*Task objective:* Lines containing the word "Eingabezeitraum" are the ones to copy from the records below.

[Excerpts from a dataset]
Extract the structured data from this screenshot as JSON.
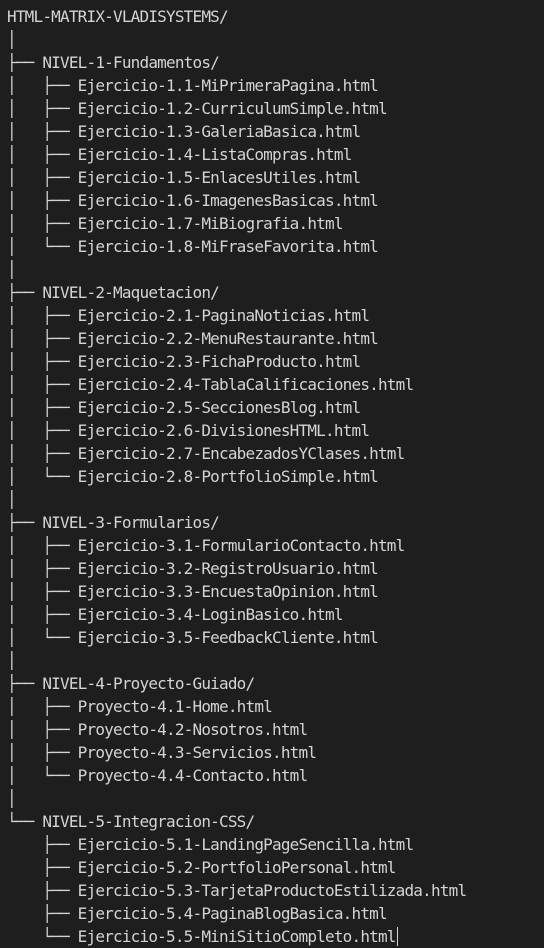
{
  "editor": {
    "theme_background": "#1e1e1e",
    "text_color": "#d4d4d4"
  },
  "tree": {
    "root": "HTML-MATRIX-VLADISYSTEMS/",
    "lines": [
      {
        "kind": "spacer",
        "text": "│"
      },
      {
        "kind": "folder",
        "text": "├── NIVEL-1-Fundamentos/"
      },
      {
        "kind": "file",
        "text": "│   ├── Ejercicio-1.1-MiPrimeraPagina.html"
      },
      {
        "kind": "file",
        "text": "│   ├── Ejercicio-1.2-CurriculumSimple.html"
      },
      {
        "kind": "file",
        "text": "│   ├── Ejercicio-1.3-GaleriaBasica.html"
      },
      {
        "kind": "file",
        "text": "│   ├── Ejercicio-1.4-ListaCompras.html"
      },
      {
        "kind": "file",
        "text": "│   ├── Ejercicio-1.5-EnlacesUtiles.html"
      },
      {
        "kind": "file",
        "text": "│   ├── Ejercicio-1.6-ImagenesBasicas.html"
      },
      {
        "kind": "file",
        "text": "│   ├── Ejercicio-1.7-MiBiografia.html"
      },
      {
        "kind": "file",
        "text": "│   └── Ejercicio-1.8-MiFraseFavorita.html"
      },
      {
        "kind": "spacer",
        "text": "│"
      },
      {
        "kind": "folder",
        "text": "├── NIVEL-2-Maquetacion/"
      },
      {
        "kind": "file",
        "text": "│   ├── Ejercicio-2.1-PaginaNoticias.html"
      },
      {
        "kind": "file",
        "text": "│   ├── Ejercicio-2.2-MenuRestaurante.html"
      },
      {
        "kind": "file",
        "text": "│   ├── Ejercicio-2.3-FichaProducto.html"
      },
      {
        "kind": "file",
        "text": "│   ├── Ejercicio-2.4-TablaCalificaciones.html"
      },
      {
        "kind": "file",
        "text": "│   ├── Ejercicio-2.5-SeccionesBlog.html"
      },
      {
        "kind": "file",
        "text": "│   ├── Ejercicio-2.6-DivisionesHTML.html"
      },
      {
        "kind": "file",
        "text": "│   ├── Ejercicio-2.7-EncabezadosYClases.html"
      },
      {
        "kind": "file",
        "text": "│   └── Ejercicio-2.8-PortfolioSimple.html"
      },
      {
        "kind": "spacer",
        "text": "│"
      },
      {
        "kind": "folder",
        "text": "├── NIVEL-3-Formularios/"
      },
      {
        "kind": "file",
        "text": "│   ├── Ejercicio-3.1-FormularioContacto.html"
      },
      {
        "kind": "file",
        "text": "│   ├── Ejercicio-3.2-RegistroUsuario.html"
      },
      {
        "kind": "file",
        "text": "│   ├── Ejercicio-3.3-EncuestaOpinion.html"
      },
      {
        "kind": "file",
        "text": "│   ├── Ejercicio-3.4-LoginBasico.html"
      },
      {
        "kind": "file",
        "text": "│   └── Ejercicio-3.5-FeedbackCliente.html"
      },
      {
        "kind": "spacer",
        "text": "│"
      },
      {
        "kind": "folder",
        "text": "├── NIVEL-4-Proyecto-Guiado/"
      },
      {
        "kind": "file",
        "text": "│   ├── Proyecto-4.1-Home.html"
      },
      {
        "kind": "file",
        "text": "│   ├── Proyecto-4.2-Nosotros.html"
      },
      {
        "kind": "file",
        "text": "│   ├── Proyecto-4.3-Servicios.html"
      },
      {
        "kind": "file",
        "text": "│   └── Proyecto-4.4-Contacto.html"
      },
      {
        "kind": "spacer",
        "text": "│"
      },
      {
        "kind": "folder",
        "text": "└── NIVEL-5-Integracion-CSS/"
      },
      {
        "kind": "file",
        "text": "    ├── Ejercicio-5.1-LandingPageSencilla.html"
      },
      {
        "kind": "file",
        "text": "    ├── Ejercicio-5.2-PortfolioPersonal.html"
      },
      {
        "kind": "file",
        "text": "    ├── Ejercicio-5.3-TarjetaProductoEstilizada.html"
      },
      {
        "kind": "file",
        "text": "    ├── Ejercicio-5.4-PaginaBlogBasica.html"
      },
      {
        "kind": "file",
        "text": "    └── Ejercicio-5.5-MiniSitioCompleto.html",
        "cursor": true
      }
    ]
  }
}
* * *
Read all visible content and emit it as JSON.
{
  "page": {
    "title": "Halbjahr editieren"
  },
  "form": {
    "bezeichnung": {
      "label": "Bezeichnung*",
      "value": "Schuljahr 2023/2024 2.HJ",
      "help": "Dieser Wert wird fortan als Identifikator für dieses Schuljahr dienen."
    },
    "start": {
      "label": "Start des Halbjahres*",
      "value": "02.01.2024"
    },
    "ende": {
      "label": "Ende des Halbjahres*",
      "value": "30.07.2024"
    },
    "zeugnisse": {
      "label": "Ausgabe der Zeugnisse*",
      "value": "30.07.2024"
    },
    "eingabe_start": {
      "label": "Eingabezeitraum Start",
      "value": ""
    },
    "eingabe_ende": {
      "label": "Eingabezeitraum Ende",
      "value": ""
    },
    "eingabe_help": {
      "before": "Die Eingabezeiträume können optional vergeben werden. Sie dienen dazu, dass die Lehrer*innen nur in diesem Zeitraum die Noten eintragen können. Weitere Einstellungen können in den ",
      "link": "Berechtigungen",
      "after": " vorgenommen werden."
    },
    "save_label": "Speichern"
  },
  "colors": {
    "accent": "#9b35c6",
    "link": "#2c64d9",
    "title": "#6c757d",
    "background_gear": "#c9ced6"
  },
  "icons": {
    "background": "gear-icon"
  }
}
...
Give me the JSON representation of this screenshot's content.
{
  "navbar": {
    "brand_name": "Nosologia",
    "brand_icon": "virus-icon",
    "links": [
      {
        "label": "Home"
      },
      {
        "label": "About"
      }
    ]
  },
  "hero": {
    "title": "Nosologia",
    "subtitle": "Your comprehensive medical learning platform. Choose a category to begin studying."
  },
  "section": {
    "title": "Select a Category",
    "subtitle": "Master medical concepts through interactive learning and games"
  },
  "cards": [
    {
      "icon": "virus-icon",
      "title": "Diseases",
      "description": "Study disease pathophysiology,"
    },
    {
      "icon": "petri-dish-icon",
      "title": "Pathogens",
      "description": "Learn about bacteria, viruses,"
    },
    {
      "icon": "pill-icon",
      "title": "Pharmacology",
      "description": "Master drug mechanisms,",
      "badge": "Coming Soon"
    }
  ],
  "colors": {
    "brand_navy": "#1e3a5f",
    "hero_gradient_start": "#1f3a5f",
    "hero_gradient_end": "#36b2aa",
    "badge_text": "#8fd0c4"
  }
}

*Task solution:*
      "label": "Eingabezeitraum Start",
      "label": "Eingabezeitraum Ende",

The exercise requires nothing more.